Exercise objective ▸
Copy nothing but the text: reproduce each line of the listing exactly and leave the pictures out.

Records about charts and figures
....................

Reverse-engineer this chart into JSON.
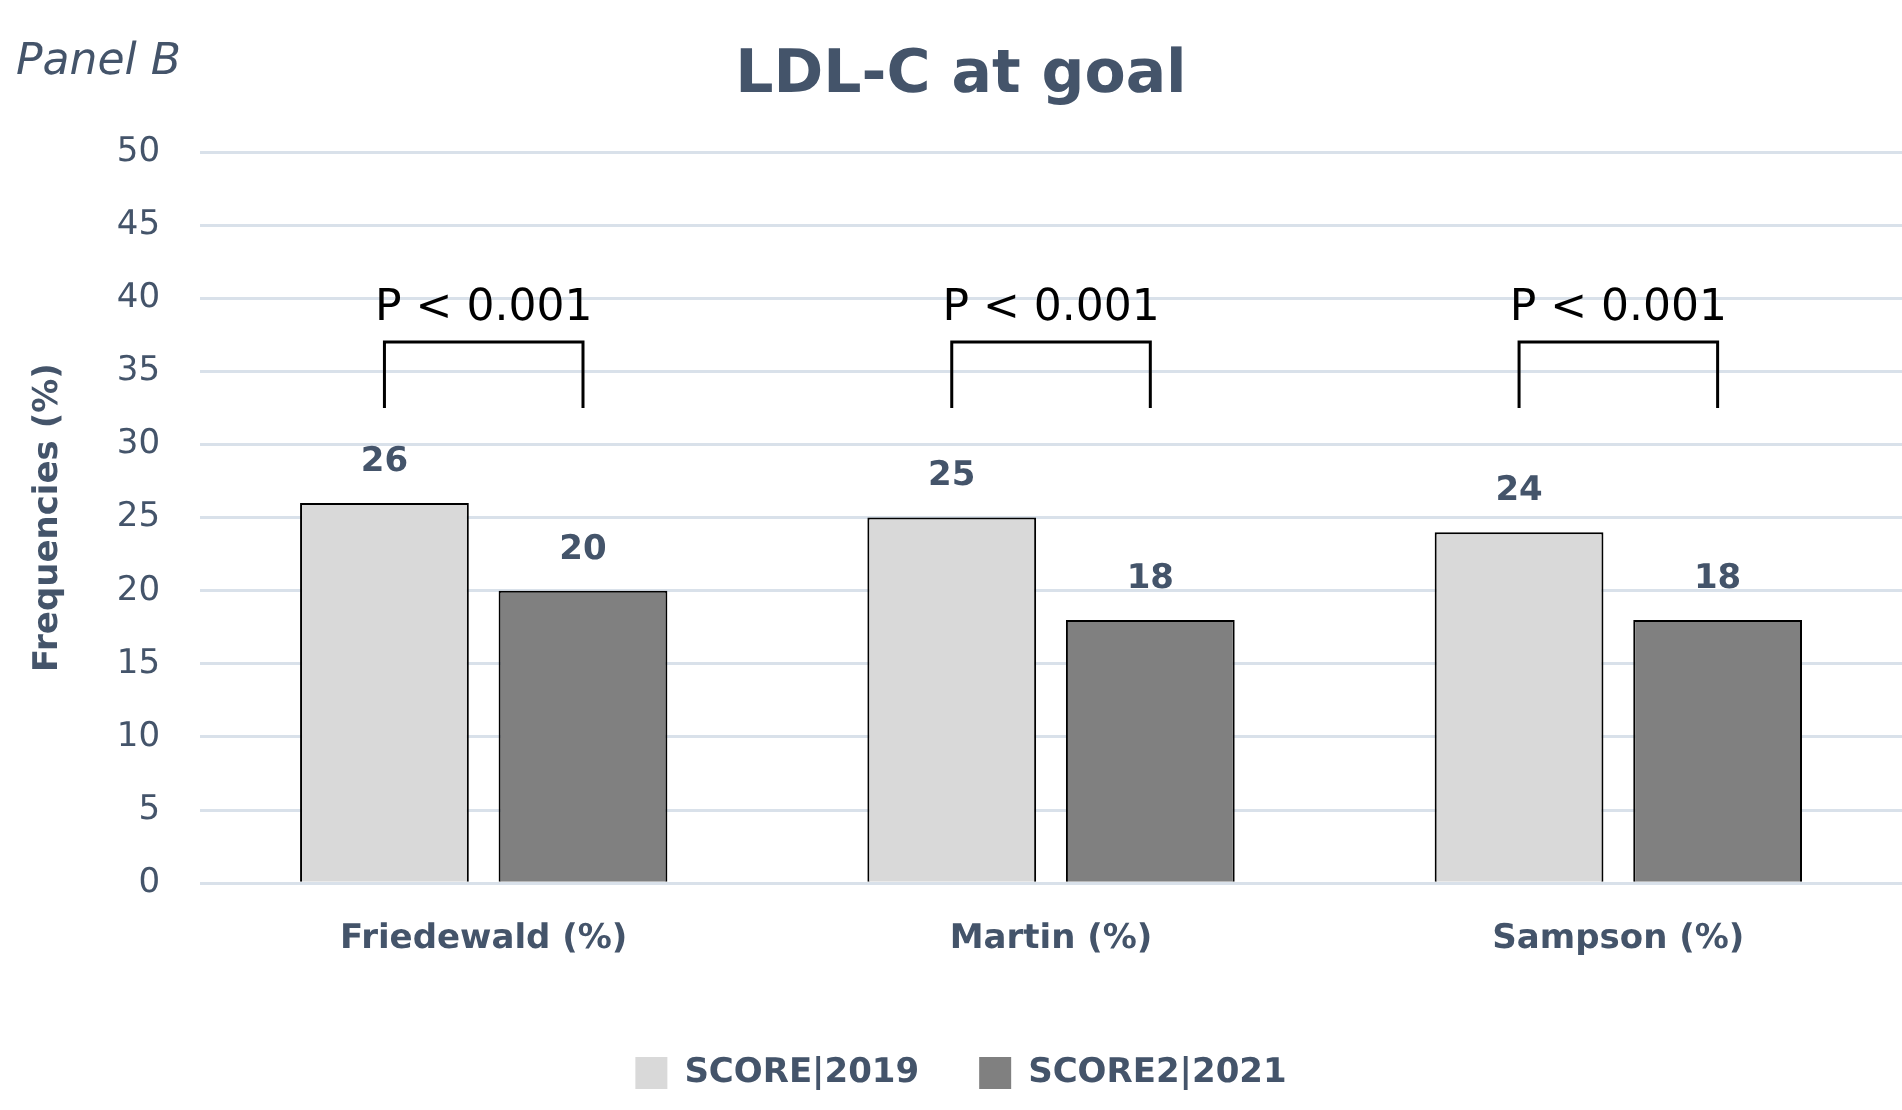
{
  "chart_data": {
    "type": "bar",
    "title": "LDL-C at goal",
    "ylabel": "Frequencies (%)",
    "categories": [
      "Friedewald (%)",
      "Martin (%)",
      "Sampson (%)"
    ],
    "series": [
      {
        "name": "SCORE|2019",
        "color": "#d9d9d9",
        "values": [
          26,
          25,
          24
        ]
      },
      {
        "name": "SCORE2|2021",
        "color": "#808080",
        "values": [
          20,
          18,
          18
        ]
      }
    ],
    "ylim": [
      0,
      50
    ],
    "yticks": [
      0,
      5,
      10,
      15,
      20,
      25,
      30,
      35,
      40,
      45,
      50
    ],
    "grid": "y",
    "legend": "bottom",
    "data_labels": true,
    "annotations": [
      "Panel B",
      "P < 0.001",
      "P < 0.001",
      "P < 0.001"
    ]
  }
}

....................

Answer ▸
Reverse-engineer this chart into JSON.
{
  "chart_data": {
    "type": "bar",
    "title": "LDL-C at goal",
    "ylabel": "Frequencies (%)",
    "categories": [
      "Friedewald (%)",
      "Martin (%)",
      "Sampson (%)"
    ],
    "series": [
      {
        "name": "SCORE|2019",
        "color": "#d9d9d9",
        "values": [
          26,
          25,
          24
        ]
      },
      {
        "name": "SCORE2|2021",
        "color": "#808080",
        "values": [
          20,
          18,
          18
        ]
      }
    ],
    "ylim": [
      0,
      50
    ],
    "yticks": [
      0,
      5,
      10,
      15,
      20,
      25,
      30,
      35,
      40,
      45,
      50
    ],
    "grid": "y",
    "legend": "bottom",
    "data_labels": true,
    "annotations": [
      "Panel B",
      "P < 0.001",
      "P < 0.001",
      "P < 0.001"
    ]
  }
}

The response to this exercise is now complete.